> _Short task_: Will you transcribe the entries that follow, exactly and in full?

━━━━━ Input rows ━━━━━

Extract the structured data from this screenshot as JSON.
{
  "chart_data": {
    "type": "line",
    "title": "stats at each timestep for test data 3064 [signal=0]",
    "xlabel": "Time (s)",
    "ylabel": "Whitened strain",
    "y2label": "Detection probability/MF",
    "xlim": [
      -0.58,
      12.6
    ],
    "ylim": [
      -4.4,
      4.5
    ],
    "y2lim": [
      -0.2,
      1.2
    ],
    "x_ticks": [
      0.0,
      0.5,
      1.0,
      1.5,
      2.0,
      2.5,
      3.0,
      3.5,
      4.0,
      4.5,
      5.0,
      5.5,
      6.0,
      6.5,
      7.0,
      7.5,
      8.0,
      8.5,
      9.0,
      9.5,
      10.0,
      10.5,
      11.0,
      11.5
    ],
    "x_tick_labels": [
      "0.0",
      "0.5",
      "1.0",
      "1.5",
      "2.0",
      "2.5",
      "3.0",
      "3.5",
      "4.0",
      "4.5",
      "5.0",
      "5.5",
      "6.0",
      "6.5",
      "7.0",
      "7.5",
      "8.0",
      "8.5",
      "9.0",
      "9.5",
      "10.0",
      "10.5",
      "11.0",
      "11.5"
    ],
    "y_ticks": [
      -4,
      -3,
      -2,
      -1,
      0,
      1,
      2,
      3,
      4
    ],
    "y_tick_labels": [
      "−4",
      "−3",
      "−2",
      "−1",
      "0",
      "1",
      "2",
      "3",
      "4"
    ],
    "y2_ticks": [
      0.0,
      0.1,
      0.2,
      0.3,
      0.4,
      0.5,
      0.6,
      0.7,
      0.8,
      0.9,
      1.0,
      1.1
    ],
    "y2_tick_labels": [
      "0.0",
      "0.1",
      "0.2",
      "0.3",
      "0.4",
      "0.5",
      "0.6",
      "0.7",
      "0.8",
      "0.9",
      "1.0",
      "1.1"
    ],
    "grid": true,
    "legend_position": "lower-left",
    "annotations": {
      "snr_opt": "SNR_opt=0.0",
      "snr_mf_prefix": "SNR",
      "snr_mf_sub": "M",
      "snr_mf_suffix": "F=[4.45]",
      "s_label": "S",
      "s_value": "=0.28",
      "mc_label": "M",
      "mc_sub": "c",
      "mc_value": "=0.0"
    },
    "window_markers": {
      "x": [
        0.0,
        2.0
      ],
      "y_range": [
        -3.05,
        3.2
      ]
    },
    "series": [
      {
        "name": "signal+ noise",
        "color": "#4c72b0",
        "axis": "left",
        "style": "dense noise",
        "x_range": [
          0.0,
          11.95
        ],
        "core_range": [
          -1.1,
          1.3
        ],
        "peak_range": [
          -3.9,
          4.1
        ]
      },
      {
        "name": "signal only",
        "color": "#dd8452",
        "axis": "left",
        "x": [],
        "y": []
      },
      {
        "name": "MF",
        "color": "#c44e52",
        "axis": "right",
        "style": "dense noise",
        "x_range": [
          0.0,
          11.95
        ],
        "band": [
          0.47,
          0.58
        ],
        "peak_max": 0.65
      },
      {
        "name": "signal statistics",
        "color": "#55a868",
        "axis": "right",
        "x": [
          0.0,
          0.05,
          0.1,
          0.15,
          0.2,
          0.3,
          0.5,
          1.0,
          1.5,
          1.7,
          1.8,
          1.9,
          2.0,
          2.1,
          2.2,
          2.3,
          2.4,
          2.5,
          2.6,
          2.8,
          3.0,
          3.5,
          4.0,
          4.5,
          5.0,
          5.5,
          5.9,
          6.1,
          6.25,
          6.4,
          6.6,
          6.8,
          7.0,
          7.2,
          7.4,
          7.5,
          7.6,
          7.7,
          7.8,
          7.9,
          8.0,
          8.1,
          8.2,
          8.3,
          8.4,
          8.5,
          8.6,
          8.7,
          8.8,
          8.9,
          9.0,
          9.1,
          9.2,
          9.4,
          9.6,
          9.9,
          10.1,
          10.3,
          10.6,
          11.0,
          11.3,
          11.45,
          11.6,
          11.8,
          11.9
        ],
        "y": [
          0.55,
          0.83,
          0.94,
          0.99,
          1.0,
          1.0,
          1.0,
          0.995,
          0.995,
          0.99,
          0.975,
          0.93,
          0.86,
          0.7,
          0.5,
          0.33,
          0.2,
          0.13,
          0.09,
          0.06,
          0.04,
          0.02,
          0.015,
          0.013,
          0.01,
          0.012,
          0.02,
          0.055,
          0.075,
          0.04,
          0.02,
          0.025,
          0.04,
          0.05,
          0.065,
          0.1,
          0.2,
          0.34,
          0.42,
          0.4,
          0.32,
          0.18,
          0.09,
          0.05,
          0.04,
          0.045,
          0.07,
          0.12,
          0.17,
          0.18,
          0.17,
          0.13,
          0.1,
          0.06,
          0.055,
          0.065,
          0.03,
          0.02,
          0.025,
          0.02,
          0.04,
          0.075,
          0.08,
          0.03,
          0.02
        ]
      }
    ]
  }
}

━━━━━

> _Solution to the problem_:
Extract the structured data from this screenshot as JSON.
{
  "chart_data": {
    "type": "line",
    "title": "stats at each timestep for test data 3064 [signal=0]",
    "xlabel": "Time (s)",
    "ylabel": "Whitened strain",
    "y2label": "Detection probability/MF",
    "xlim": [
      -0.58,
      12.6
    ],
    "ylim": [
      -4.4,
      4.5
    ],
    "y2lim": [
      -0.2,
      1.2
    ],
    "x_ticks": [
      0.0,
      0.5,
      1.0,
      1.5,
      2.0,
      2.5,
      3.0,
      3.5,
      4.0,
      4.5,
      5.0,
      5.5,
      6.0,
      6.5,
      7.0,
      7.5,
      8.0,
      8.5,
      9.0,
      9.5,
      10.0,
      10.5,
      11.0,
      11.5
    ],
    "x_tick_labels": [
      "0.0",
      "0.5",
      "1.0",
      "1.5",
      "2.0",
      "2.5",
      "3.0",
      "3.5",
      "4.0",
      "4.5",
      "5.0",
      "5.5",
      "6.0",
      "6.5",
      "7.0",
      "7.5",
      "8.0",
      "8.5",
      "9.0",
      "9.5",
      "10.0",
      "10.5",
      "11.0",
      "11.5"
    ],
    "y_ticks": [
      -4,
      -3,
      -2,
      -1,
      0,
      1,
      2,
      3,
      4
    ],
    "y_tick_labels": [
      "−4",
      "−3",
      "−2",
      "−1",
      "0",
      "1",
      "2",
      "3",
      "4"
    ],
    "y2_ticks": [
      0.0,
      0.1,
      0.2,
      0.3,
      0.4,
      0.5,
      0.6,
      0.7,
      0.8,
      0.9,
      1.0,
      1.1
    ],
    "y2_tick_labels": [
      "0.0",
      "0.1",
      "0.2",
      "0.3",
      "0.4",
      "0.5",
      "0.6",
      "0.7",
      "0.8",
      "0.9",
      "1.0",
      "1.1"
    ],
    "grid": true,
    "legend_position": "lower-left",
    "annotations": {
      "snr_opt": "SNR_opt=0.0",
      "snr_mf_prefix": "SNR",
      "snr_mf_sub": "M",
      "snr_mf_suffix": "F=[4.45]",
      "s_label": "S",
      "s_value": "=0.28",
      "mc_label": "M",
      "mc_sub": "c",
      "mc_value": "=0.0"
    },
    "window_markers": {
      "x": [
        0.0,
        2.0
      ],
      "y_range": [
        -3.05,
        3.2
      ]
    },
    "series": [
      {
        "name": "signal+ noise",
        "color": "#4c72b0",
        "axis": "left",
        "style": "dense noise",
        "x_range": [
          0.0,
          11.95
        ],
        "core_range": [
          -1.1,
          1.3
        ],
        "peak_range": [
          -3.9,
          4.1
        ]
      },
      {
        "name": "signal only",
        "color": "#dd8452",
        "axis": "left",
        "x": [],
        "y": []
      },
      {
        "name": "MF",
        "color": "#c44e52",
        "axis": "right",
        "style": "dense noise",
        "x_range": [
          0.0,
          11.95
        ],
        "band": [
          0.47,
          0.58
        ],
        "peak_max": 0.65
      },
      {
        "name": "signal statistics",
        "color": "#55a868",
        "axis": "right",
        "x": [
          0.0,
          0.05,
          0.1,
          0.15,
          0.2,
          0.3,
          0.5,
          1.0,
          1.5,
          1.7,
          1.8,
          1.9,
          2.0,
          2.1,
          2.2,
          2.3,
          2.4,
          2.5,
          2.6,
          2.8,
          3.0,
          3.5,
          4.0,
          4.5,
          5.0,
          5.5,
          5.9,
          6.1,
          6.25,
          6.4,
          6.6,
          6.8,
          7.0,
          7.2,
          7.4,
          7.5,
          7.6,
          7.7,
          7.8,
          7.9,
          8.0,
          8.1,
          8.2,
          8.3,
          8.4,
          8.5,
          8.6,
          8.7,
          8.8,
          8.9,
          9.0,
          9.1,
          9.2,
          9.4,
          9.6,
          9.9,
          10.1,
          10.3,
          10.6,
          11.0,
          11.3,
          11.45,
          11.6,
          11.8,
          11.9
        ],
        "y": [
          0.55,
          0.83,
          0.94,
          0.99,
          1.0,
          1.0,
          1.0,
          0.995,
          0.995,
          0.99,
          0.975,
          0.93,
          0.86,
          0.7,
          0.5,
          0.33,
          0.2,
          0.13,
          0.09,
          0.06,
          0.04,
          0.02,
          0.015,
          0.013,
          0.01,
          0.012,
          0.02,
          0.055,
          0.075,
          0.04,
          0.02,
          0.025,
          0.04,
          0.05,
          0.065,
          0.1,
          0.2,
          0.34,
          0.42,
          0.4,
          0.32,
          0.18,
          0.09,
          0.05,
          0.04,
          0.045,
          0.07,
          0.12,
          0.17,
          0.18,
          0.17,
          0.13,
          0.1,
          0.06,
          0.055,
          0.065,
          0.03,
          0.02,
          0.025,
          0.02,
          0.04,
          0.075,
          0.08,
          0.03,
          0.02
        ]
      }
    ]
  }
}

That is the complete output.